::: DATA

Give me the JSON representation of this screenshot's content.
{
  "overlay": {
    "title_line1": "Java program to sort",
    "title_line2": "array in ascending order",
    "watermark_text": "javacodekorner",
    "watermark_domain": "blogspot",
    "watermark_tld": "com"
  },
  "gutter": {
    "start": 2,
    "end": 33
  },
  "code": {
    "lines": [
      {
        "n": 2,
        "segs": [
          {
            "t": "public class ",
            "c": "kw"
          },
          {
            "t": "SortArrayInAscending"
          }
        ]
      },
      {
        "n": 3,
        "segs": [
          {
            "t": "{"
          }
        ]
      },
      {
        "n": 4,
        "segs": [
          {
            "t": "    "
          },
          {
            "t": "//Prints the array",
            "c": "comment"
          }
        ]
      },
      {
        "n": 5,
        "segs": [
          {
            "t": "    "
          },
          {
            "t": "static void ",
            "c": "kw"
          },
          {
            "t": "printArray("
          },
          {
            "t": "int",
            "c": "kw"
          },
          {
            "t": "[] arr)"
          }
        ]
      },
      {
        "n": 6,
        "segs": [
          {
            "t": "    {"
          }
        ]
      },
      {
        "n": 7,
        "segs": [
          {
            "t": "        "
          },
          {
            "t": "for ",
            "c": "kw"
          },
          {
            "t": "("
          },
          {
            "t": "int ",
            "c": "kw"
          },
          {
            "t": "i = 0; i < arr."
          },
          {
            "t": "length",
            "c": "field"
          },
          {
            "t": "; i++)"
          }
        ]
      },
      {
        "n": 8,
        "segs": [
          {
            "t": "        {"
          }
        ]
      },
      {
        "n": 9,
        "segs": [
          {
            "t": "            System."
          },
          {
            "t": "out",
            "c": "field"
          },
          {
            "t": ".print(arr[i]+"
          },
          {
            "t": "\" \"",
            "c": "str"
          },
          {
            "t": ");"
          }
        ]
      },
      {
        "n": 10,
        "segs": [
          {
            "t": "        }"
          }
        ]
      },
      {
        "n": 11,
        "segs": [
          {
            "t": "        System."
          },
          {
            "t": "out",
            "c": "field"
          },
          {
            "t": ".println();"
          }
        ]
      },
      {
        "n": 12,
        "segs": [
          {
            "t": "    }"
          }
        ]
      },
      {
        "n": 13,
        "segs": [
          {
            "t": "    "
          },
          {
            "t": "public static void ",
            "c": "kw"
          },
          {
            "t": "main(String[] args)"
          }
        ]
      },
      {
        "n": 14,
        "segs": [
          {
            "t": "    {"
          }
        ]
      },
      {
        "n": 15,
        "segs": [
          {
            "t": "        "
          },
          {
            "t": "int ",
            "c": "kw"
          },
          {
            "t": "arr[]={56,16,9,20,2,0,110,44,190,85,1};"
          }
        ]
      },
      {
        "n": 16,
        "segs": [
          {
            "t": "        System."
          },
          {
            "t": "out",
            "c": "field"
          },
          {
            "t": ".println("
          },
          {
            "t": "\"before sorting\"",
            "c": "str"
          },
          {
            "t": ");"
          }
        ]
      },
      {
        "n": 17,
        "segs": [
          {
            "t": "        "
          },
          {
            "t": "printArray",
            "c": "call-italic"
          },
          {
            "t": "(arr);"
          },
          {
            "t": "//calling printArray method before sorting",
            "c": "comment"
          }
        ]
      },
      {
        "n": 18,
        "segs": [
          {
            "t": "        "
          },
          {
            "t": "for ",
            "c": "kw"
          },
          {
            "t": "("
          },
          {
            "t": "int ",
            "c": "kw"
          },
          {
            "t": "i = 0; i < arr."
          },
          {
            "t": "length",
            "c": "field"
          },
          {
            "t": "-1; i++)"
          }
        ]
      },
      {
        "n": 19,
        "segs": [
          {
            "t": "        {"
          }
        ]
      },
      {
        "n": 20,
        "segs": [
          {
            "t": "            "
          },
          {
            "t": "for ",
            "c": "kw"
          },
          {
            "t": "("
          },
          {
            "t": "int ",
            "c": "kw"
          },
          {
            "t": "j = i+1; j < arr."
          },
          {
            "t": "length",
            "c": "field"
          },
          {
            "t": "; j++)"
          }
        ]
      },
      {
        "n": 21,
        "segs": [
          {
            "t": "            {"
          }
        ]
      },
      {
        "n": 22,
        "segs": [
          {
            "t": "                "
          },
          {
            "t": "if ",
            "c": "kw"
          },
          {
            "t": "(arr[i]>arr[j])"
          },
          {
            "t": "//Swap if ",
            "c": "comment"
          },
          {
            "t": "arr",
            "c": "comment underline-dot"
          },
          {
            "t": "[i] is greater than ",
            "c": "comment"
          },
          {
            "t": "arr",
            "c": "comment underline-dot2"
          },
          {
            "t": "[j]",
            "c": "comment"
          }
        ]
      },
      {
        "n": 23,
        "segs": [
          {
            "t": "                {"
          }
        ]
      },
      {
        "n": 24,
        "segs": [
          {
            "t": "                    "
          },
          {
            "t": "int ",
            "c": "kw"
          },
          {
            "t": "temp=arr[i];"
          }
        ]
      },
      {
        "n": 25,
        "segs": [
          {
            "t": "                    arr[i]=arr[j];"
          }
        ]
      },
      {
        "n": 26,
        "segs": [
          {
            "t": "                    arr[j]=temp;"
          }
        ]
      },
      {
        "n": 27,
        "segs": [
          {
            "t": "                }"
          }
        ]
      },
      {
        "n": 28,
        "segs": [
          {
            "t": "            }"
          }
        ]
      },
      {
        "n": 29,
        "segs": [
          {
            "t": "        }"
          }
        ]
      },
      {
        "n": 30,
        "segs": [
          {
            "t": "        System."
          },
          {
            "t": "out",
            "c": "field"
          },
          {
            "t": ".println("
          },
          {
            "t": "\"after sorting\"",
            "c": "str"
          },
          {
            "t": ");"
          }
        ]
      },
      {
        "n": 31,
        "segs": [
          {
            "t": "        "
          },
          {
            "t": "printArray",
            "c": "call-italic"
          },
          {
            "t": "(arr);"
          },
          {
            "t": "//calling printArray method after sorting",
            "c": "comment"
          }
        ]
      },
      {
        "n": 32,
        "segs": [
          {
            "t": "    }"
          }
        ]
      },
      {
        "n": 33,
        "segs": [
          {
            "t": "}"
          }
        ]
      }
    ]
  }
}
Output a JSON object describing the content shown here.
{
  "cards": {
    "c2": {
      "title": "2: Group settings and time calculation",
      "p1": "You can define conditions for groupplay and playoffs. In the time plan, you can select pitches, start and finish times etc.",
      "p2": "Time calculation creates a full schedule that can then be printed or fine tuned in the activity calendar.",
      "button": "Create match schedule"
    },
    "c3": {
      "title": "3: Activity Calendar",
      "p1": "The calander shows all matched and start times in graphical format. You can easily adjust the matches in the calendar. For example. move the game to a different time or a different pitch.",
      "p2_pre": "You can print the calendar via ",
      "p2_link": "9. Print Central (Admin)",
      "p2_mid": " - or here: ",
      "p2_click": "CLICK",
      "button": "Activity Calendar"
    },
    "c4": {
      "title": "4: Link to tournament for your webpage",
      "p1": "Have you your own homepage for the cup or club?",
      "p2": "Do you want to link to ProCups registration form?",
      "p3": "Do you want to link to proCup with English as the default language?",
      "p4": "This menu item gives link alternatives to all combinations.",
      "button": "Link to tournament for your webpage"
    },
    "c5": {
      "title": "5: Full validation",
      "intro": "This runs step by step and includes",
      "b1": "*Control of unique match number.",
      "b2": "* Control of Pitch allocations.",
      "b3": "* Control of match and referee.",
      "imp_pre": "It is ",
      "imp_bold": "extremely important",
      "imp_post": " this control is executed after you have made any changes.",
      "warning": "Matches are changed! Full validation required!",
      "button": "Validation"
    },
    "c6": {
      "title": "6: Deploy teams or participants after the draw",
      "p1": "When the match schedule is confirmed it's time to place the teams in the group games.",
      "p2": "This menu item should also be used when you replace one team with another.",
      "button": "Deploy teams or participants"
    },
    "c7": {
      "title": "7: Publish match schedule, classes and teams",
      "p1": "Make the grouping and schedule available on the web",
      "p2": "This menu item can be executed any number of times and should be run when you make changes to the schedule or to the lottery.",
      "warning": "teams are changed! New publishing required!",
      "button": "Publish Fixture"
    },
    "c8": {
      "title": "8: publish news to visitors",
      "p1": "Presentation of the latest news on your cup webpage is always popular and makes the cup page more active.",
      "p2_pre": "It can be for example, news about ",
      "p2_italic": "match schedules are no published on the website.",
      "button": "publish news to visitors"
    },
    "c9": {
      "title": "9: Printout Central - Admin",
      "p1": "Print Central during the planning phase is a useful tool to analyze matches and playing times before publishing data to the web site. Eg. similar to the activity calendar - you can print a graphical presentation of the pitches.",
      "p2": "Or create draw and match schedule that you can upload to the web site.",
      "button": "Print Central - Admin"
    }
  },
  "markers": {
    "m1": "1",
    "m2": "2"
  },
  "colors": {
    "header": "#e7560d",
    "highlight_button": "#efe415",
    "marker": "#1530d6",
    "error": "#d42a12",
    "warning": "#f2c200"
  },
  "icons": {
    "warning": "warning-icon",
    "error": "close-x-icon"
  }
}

::::::

WHAT TO DO → Show every line from the entries above in which the word "your" appears.

COMPLETE ANSWER →
      "title": "4: Link to tournament for your webpage",
      "p1": "Have you your own homepage for the cup or club?",
      "button": "Link to tournament for your webpage"
      "p1": "Presentation of the latest news on your cup webpage is always popular and makes the cup page more active.",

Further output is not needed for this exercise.